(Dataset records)
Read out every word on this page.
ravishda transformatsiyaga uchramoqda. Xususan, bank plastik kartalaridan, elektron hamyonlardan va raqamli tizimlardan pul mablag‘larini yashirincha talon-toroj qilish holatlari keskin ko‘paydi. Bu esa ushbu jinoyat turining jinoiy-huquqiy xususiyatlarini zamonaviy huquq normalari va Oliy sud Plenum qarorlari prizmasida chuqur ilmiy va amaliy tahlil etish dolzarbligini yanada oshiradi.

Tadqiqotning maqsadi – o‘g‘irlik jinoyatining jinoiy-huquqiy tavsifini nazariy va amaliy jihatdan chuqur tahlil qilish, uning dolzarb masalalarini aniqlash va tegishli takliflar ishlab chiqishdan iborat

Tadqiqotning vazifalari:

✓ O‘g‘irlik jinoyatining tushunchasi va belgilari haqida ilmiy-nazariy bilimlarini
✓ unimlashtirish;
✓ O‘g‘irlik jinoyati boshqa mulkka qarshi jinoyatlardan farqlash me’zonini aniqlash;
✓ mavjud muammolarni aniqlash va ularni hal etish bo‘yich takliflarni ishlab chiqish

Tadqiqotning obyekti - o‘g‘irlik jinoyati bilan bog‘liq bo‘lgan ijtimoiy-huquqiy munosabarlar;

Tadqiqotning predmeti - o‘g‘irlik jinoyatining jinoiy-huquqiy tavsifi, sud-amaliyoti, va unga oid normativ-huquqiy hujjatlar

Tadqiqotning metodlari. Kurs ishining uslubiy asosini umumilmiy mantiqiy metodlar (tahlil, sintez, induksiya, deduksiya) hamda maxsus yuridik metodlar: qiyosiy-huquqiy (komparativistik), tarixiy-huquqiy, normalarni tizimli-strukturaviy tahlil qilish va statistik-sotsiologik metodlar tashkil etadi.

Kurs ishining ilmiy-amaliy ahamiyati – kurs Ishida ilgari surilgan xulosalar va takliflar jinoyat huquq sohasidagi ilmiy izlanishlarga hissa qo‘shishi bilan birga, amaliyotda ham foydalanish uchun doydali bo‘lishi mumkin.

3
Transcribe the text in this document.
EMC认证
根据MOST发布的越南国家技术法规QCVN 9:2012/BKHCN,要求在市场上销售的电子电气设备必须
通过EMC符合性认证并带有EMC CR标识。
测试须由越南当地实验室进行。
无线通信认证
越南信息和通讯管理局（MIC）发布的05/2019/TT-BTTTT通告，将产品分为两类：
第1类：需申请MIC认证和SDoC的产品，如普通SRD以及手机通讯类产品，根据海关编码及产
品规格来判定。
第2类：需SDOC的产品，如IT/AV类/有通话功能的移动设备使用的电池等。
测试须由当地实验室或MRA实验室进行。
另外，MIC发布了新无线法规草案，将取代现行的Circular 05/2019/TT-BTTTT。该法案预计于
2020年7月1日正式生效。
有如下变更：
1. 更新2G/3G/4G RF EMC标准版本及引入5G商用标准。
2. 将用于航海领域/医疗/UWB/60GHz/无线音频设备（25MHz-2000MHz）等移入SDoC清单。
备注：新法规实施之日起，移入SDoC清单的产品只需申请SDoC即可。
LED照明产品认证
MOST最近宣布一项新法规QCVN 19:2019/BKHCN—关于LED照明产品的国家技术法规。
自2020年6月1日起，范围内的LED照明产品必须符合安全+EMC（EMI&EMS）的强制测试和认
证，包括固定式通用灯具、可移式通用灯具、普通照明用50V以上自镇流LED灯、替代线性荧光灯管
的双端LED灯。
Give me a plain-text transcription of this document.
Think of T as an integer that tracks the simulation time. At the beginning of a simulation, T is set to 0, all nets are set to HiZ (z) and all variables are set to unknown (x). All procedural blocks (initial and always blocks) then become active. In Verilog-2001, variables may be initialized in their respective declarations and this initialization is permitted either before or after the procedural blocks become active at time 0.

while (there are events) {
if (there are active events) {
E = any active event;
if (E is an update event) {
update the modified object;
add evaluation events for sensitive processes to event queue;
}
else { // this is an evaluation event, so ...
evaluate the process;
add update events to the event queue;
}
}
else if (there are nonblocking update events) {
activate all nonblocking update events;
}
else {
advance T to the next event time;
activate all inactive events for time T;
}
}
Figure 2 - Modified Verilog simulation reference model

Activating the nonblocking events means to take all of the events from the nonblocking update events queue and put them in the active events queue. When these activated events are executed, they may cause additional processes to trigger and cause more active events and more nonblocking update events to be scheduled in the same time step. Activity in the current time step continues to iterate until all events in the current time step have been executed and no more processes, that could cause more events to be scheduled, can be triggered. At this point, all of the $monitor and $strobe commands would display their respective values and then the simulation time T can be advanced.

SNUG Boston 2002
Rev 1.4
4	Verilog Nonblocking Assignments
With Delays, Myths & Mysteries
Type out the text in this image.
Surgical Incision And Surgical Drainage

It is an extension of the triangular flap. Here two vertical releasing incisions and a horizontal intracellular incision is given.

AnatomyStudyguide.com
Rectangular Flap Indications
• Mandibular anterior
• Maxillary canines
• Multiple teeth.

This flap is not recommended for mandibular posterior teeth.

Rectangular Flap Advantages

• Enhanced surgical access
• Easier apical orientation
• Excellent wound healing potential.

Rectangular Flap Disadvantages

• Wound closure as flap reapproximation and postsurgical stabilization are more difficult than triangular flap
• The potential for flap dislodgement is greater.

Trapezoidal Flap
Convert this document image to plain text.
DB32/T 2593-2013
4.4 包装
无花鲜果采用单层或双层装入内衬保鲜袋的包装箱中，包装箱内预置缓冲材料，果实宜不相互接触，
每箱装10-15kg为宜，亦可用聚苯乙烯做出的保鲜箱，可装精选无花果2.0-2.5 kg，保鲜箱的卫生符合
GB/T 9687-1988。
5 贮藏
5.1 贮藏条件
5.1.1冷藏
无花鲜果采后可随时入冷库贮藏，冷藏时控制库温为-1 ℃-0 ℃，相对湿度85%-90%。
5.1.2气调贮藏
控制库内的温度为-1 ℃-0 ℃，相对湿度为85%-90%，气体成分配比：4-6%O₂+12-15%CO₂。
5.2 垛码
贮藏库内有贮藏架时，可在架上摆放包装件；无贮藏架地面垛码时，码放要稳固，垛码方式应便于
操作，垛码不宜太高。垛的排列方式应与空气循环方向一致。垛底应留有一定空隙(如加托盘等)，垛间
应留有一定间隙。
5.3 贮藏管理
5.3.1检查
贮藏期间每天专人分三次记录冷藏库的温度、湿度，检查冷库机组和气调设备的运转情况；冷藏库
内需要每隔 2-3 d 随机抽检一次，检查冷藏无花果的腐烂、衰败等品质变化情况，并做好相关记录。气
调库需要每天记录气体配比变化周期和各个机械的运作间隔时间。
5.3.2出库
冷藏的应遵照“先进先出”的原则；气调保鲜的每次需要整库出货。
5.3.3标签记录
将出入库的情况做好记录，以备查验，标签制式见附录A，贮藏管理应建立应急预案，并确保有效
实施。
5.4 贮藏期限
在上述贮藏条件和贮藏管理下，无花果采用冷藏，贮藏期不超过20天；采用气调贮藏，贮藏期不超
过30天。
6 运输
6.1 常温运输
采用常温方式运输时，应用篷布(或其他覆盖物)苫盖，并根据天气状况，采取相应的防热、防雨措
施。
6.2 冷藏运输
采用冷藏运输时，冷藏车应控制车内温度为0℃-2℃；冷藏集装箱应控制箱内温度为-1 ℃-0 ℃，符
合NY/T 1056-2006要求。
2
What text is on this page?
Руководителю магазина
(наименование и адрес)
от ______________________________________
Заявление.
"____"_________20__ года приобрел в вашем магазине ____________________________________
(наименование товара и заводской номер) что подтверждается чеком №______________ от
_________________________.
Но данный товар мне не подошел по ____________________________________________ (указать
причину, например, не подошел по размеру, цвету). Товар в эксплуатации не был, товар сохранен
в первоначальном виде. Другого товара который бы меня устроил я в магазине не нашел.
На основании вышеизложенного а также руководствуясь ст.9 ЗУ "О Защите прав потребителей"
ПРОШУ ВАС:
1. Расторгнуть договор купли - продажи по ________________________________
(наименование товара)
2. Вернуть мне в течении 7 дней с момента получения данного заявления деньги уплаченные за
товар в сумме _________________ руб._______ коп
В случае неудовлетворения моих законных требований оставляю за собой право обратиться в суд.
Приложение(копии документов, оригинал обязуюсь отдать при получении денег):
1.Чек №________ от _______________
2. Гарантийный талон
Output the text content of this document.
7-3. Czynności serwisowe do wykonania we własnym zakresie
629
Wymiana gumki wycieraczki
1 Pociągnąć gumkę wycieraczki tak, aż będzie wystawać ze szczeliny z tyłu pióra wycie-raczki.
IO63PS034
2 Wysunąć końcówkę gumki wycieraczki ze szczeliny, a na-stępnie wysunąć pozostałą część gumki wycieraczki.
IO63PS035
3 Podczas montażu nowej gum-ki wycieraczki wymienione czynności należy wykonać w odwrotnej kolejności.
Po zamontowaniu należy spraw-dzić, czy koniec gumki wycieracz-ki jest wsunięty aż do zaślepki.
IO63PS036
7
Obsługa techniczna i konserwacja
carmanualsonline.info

### TASK PROMPT
Word for word, quote the lines from the line containing "What text is on this page?" through the end of the material, both included, and nothing else.

### OUTPUT OF THE EXERCISE
What text is on this page?
Руководителю магазина
(наименование и адрес)
от ______________________________________
Заявление.
"____"_________20__ года приобрел в вашем магазине ____________________________________
(наименование товара и заводской номер) что подтверждается чеком №______________ от
_________________________.
Но данный товар мне не подошел по ____________________________________________ (указать
причину, например, не подошел по размеру, цвету). Товар в эксплуатации не был, товар сохранен
в первоначальном виде. Другого товара который бы меня устроил я в магазине не нашел.
На основании вышеизложенного а также руководствуясь ст.9 ЗУ "О Защите прав потребителей"
ПРОШУ ВАС:
1. Расторгнуть договор купли - продажи по ________________________________
(наименование товара)
2. Вернуть мне в течении 7 дней с момента получения данного заявления деньги уплаченные за
товар в сумме _________________ руб._______ коп
В случае неудовлетворения моих законных требований оставляю за собой право обратиться в суд.
Приложение(копии документов, оригинал обязуюсь отдать при получении денег):
1.Чек №________ от _______________
2. Гарантийный талон
Output the text content of this document.
7-3. Czynności serwisowe do wykonania we własnym zakresie
629
Wymiana gumki wycieraczki
1 Pociągnąć gumkę wycieraczki tak, aż będzie wystawać ze szczeliny z tyłu pióra wycie-raczki.
IO63PS034
2 Wysunąć końcówkę gumki wycieraczki ze szczeliny, a na-stępnie wysunąć pozostałą część gumki wycieraczki.
IO63PS035
3 Podczas montażu nowej gum-ki wycieraczki wymienione czynności należy wykonać w odwrotnej kolejności.
Po zamontowaniu należy spraw-dzić, czy koniec gumki wycieracz-ki jest wsunięty aż do zaślepki.
IO63PS036
7
Obsługa techniczna i konserwacja
carmanualsonline.info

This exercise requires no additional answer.